**Entries provided**
"""

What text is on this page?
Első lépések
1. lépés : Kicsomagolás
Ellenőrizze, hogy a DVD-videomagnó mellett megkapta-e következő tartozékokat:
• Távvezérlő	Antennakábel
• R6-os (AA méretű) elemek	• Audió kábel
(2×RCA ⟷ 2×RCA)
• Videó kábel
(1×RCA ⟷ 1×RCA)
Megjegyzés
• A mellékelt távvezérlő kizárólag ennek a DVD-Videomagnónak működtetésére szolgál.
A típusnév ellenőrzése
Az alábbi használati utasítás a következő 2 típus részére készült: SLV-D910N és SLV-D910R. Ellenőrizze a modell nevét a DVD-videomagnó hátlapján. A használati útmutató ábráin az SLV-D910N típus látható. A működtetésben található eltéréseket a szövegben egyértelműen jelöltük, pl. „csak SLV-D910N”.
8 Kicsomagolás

"""

**What the exercise asks**
From the records above, extract everything verbatim.

**Answer to this problem**
What text is on this page?
Első lépések
1. lépés : Kicsomagolás
Ellenőrizze, hogy a DVD-videomagnó mellett megkapta-e következő tartozékokat:
• Távvezérlő	Antennakábel
• R6-os (AA méretű) elemek	• Audió kábel
(2×RCA ⟷ 2×RCA)
• Videó kábel
(1×RCA ⟷ 1×RCA)
Megjegyzés
• A mellékelt távvezérlő kizárólag ennek a DVD-Videomagnónak működtetésére szolgál.
A típusnév ellenőrzése
Az alábbi használati utasítás a következő 2 típus részére készült: SLV-D910N és SLV-D910R. Ellenőrizze a modell nevét a DVD-videomagnó hátlapján. A használati útmutató ábráin az SLV-D910N típus látható. A működtetésben található eltéréseket a szövegben egyértelműen jelöltük, pl. „csak SLV-D910N”.
8 Kicsomagolás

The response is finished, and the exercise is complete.